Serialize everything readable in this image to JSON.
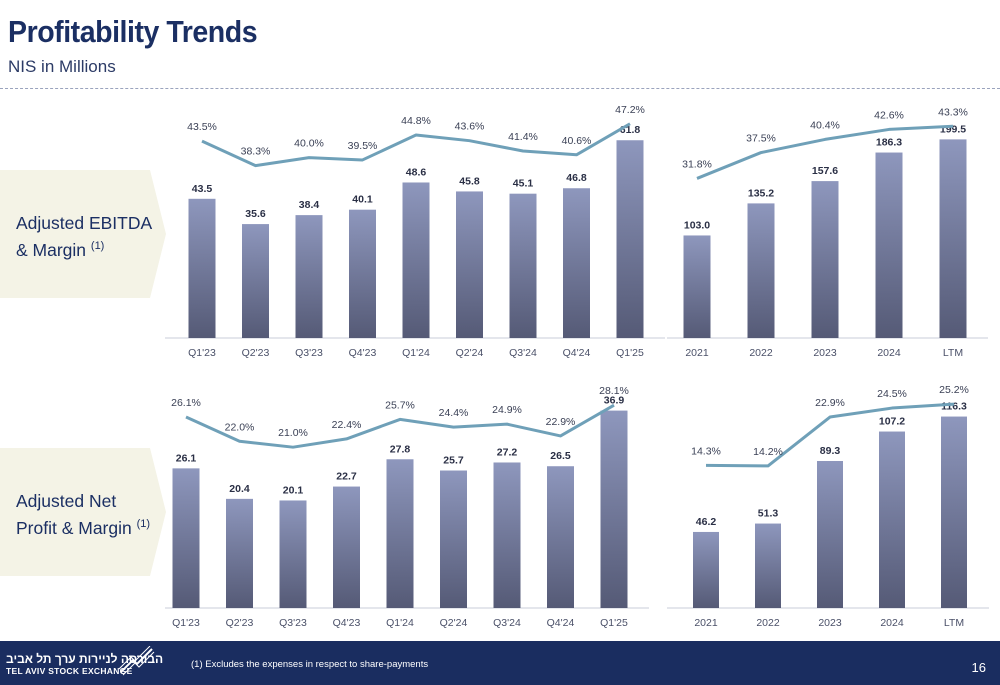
{
  "header": {
    "title": "Profitability Trends",
    "subtitle": "NIS in Millions"
  },
  "rows": [
    {
      "label_line1": "Adjusted EBITDA",
      "label_line2": "& Margin",
      "label_sup": "(1)"
    },
    {
      "label_line1": "Adjusted Net",
      "label_line2": "Profit & Margin",
      "label_sup": "(1)"
    }
  ],
  "footer": {
    "logo_hebrew": "הבורסה לניירות ערך תל אביב",
    "logo_english": "TEL AVIV STOCK EXCHANGE",
    "footnote": "(1) Excludes the expenses in respect to share-payments",
    "page_number": "16"
  },
  "colors": {
    "bar_top": "#8e97bd",
    "bar_bottom": "#555a76",
    "line": "#6fa0b8",
    "footer_bg": "#1a2d60",
    "title": "#1b2f63"
  },
  "chart_data": [
    {
      "type": "bar",
      "name": "ebitda-quarterly",
      "categories": [
        "Q1'23",
        "Q2'23",
        "Q3'23",
        "Q4'23",
        "Q1'24",
        "Q2'24",
        "Q3'24",
        "Q4'24",
        "Q1'25"
      ],
      "values": [
        43.5,
        35.6,
        38.4,
        40.1,
        48.6,
        45.8,
        45.1,
        46.8,
        61.8
      ],
      "value_labels": [
        "43.5",
        "35.6",
        "38.4",
        "40.1",
        "48.6",
        "45.8",
        "45.1",
        "46.8",
        "61.8"
      ],
      "margin": [
        43.5,
        38.3,
        40.0,
        39.5,
        44.8,
        43.6,
        41.4,
        40.6,
        47.2
      ],
      "margin_labels": [
        "43.5%",
        "38.3%",
        "40.0%",
        "39.5%",
        "44.8%",
        "43.6%",
        "41.4%",
        "40.6%",
        "47.2%"
      ],
      "ylim": [
        0,
        70
      ],
      "margin_lim": [
        28,
        48
      ]
    },
    {
      "type": "bar",
      "name": "ebitda-annual",
      "categories": [
        "2021",
        "2022",
        "2023",
        "2024",
        "LTM"
      ],
      "values": [
        103.0,
        135.2,
        157.6,
        186.3,
        199.5
      ],
      "value_labels": [
        "103.0",
        "135.2",
        "157.6",
        "186.3",
        "199.5"
      ],
      "margin": [
        31.8,
        37.5,
        40.4,
        42.6,
        43.3
      ],
      "margin_labels": [
        "31.8%",
        "37.5%",
        "40.4%",
        "42.6%",
        "43.3%"
      ],
      "ylim": [
        0,
        225
      ],
      "margin_lim": [
        20,
        46
      ]
    },
    {
      "type": "bar",
      "name": "netprofit-quarterly",
      "categories": [
        "Q1'23",
        "Q2'23",
        "Q3'23",
        "Q4'23",
        "Q1'24",
        "Q2'24",
        "Q3'24",
        "Q4'24",
        "Q1'25"
      ],
      "values": [
        26.1,
        20.4,
        20.1,
        22.7,
        27.8,
        25.7,
        27.2,
        26.5,
        36.9
      ],
      "value_labels": [
        "26.1",
        "20.4",
        "20.1",
        "22.7",
        "27.8",
        "25.7",
        "27.2",
        "26.5",
        "36.9"
      ],
      "margin": [
        26.1,
        22.0,
        21.0,
        22.4,
        25.7,
        24.4,
        24.9,
        22.9,
        28.1
      ],
      "margin_labels": [
        "26.1%",
        "22.0%",
        "21.0%",
        "22.4%",
        "25.7%",
        "24.4%",
        "24.9%",
        "22.9%",
        "28.1%"
      ],
      "ylim": [
        0,
        40
      ],
      "margin_lim": [
        8,
        30
      ]
    },
    {
      "type": "bar",
      "name": "netprofit-annual",
      "categories": [
        "2021",
        "2022",
        "2023",
        "2024",
        "LTM"
      ],
      "values": [
        46.2,
        51.3,
        89.3,
        107.2,
        116.3
      ],
      "value_labels": [
        "46.2",
        "51.3",
        "89.3",
        "107.2",
        "116.3"
      ],
      "margin": [
        14.3,
        14.2,
        22.9,
        24.5,
        25.2
      ],
      "margin_labels": [
        "14.3%",
        "14.2%",
        "22.9%",
        "24.5%",
        "25.2%"
      ],
      "ylim": [
        0,
        130
      ],
      "margin_lim": [
        6,
        27
      ]
    }
  ]
}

== AIM ==
Copy the listing over exactly, skipping the pictures it holds.

== EXERCISE RESPONSE ==
Serialize everything readable in this image to JSON.
{
  "header": {
    "title": "Profitability Trends",
    "subtitle": "NIS in Millions"
  },
  "rows": [
    {
      "label_line1": "Adjusted EBITDA",
      "label_line2": "& Margin",
      "label_sup": "(1)"
    },
    {
      "label_line1": "Adjusted Net",
      "label_line2": "Profit & Margin",
      "label_sup": "(1)"
    }
  ],
  "footer": {
    "logo_hebrew": "הבורסה לניירות ערך תל אביב",
    "logo_english": "TEL AVIV STOCK EXCHANGE",
    "footnote": "(1) Excludes the expenses in respect to share-payments",
    "page_number": "16"
  },
  "colors": {
    "bar_top": "#8e97bd",
    "bar_bottom": "#555a76",
    "line": "#6fa0b8",
    "footer_bg": "#1a2d60",
    "title": "#1b2f63"
  },
  "chart_data": [
    {
      "type": "bar",
      "name": "ebitda-quarterly",
      "categories": [
        "Q1'23",
        "Q2'23",
        "Q3'23",
        "Q4'23",
        "Q1'24",
        "Q2'24",
        "Q3'24",
        "Q4'24",
        "Q1'25"
      ],
      "values": [
        43.5,
        35.6,
        38.4,
        40.1,
        48.6,
        45.8,
        45.1,
        46.8,
        61.8
      ],
      "value_labels": [
        "43.5",
        "35.6",
        "38.4",
        "40.1",
        "48.6",
        "45.8",
        "45.1",
        "46.8",
        "61.8"
      ],
      "margin": [
        43.5,
        38.3,
        40.0,
        39.5,
        44.8,
        43.6,
        41.4,
        40.6,
        47.2
      ],
      "margin_labels": [
        "43.5%",
        "38.3%",
        "40.0%",
        "39.5%",
        "44.8%",
        "43.6%",
        "41.4%",
        "40.6%",
        "47.2%"
      ],
      "ylim": [
        0,
        70
      ],
      "margin_lim": [
        28,
        48
      ]
    },
    {
      "type": "bar",
      "name": "ebitda-annual",
      "categories": [
        "2021",
        "2022",
        "2023",
        "2024",
        "LTM"
      ],
      "values": [
        103.0,
        135.2,
        157.6,
        186.3,
        199.5
      ],
      "value_labels": [
        "103.0",
        "135.2",
        "157.6",
        "186.3",
        "199.5"
      ],
      "margin": [
        31.8,
        37.5,
        40.4,
        42.6,
        43.3
      ],
      "margin_labels": [
        "31.8%",
        "37.5%",
        "40.4%",
        "42.6%",
        "43.3%"
      ],
      "ylim": [
        0,
        225
      ],
      "margin_lim": [
        20,
        46
      ]
    },
    {
      "type": "bar",
      "name": "netprofit-quarterly",
      "categories": [
        "Q1'23",
        "Q2'23",
        "Q3'23",
        "Q4'23",
        "Q1'24",
        "Q2'24",
        "Q3'24",
        "Q4'24",
        "Q1'25"
      ],
      "values": [
        26.1,
        20.4,
        20.1,
        22.7,
        27.8,
        25.7,
        27.2,
        26.5,
        36.9
      ],
      "value_labels": [
        "26.1",
        "20.4",
        "20.1",
        "22.7",
        "27.8",
        "25.7",
        "27.2",
        "26.5",
        "36.9"
      ],
      "margin": [
        26.1,
        22.0,
        21.0,
        22.4,
        25.7,
        24.4,
        24.9,
        22.9,
        28.1
      ],
      "margin_labels": [
        "26.1%",
        "22.0%",
        "21.0%",
        "22.4%",
        "25.7%",
        "24.4%",
        "24.9%",
        "22.9%",
        "28.1%"
      ],
      "ylim": [
        0,
        40
      ],
      "margin_lim": [
        8,
        30
      ]
    },
    {
      "type": "bar",
      "name": "netprofit-annual",
      "categories": [
        "2021",
        "2022",
        "2023",
        "2024",
        "LTM"
      ],
      "values": [
        46.2,
        51.3,
        89.3,
        107.2,
        116.3
      ],
      "value_labels": [
        "46.2",
        "51.3",
        "89.3",
        "107.2",
        "116.3"
      ],
      "margin": [
        14.3,
        14.2,
        22.9,
        24.5,
        25.2
      ],
      "margin_labels": [
        "14.3%",
        "14.2%",
        "22.9%",
        "24.5%",
        "25.2%"
      ],
      "ylim": [
        0,
        130
      ],
      "margin_lim": [
        6,
        27
      ]
    }
  ]
}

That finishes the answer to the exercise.